* **WHAT THE TASK REQUIRES**
Only the pictures are left out: repeat the rest of the entries exactly.

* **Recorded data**
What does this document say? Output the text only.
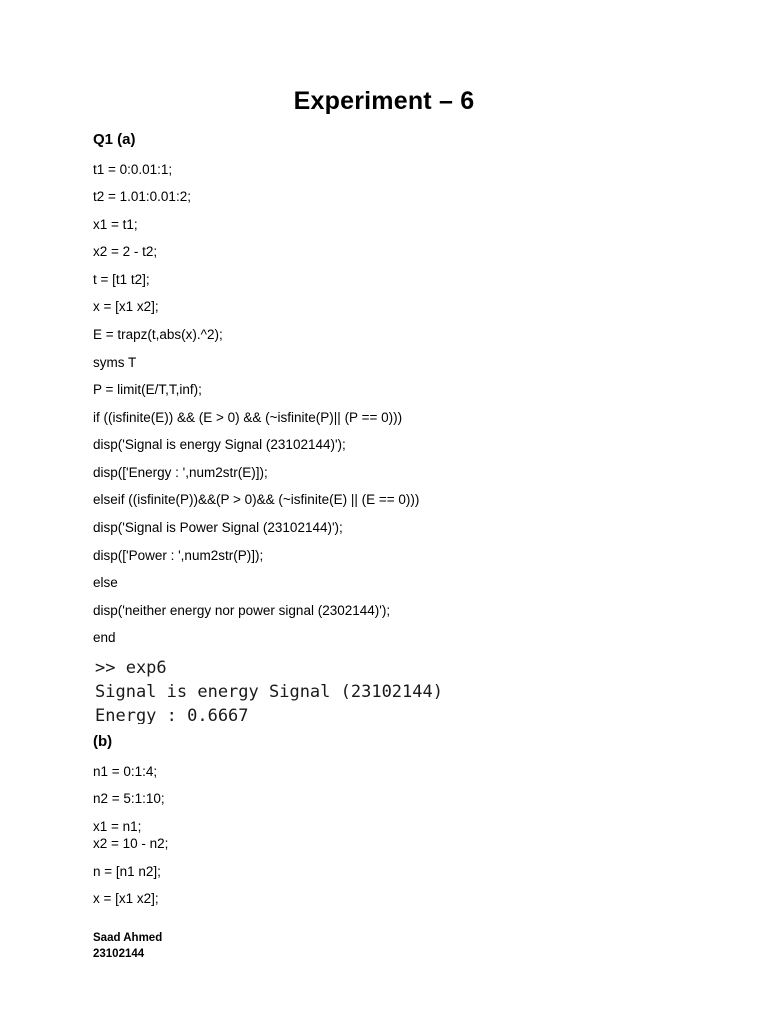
Experiment – 6
Q1 (a)
t1 = 0:0.01:1;
t2 = 1.01:0.01:2;
x1 = t1;
x2 = 2 - t2;
t = [t1 t2];
x = [x1 x2];
E = trapz(t,abs(x).^2);
syms T
P = limit(E/T,T,inf);
if ((isfinite(E)) && (E > 0) && (~isfinite(P)|| (P == 0)))
disp('Signal is energy Signal (23102144)');
disp(['Energy : ',num2str(E)]);
elseif ((isfinite(P))&&(P > 0)&& (~isfinite(E) || (E == 0)))
disp('Signal is Power Signal (23102144)');
disp(['Power : ',num2str(P)]);
else
disp('neither energy nor power signal (2302144)');
end
>> exp6
Signal is energy Signal (23102144)
Energy : 0.6667
(b)
n1 = 0:1:4;
n2 = 5:1:10;
x1 = n1;
x2 = 10 - n2;
n = [n1 n2];
x = [x1 x2];
Saad Ahmed
23102144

* **WRITTEN REPLY**
What does this document say? Output the text only.
Experiment – 6
Q1 (a)
t1 = 0:0.01:1;
t2 = 1.01:0.01:2;
x1 = t1;
x2 = 2 - t2;
t = [t1 t2];
x = [x1 x2];
E = trapz(t,abs(x).^2);
syms T
P = limit(E/T,T,inf);
if ((isfinite(E)) && (E > 0) && (~isfinite(P)|| (P == 0)))
disp('Signal is energy Signal (23102144)');
disp(['Energy : ',num2str(E)]);
elseif ((isfinite(P))&&(P > 0)&& (~isfinite(E) || (E == 0)))
disp('Signal is Power Signal (23102144)');
disp(['Power : ',num2str(P)]);
else
disp('neither energy nor power signal (2302144)');
end
>> exp6
Signal is energy Signal (23102144)
Energy : 0.6667
(b)
n1 = 0:1:4;
n2 = 5:1:10;
x1 = n1;
x2 = 10 - n2;
n = [n1 n2];
x = [x1 x2];
Saad Ahmed
23102144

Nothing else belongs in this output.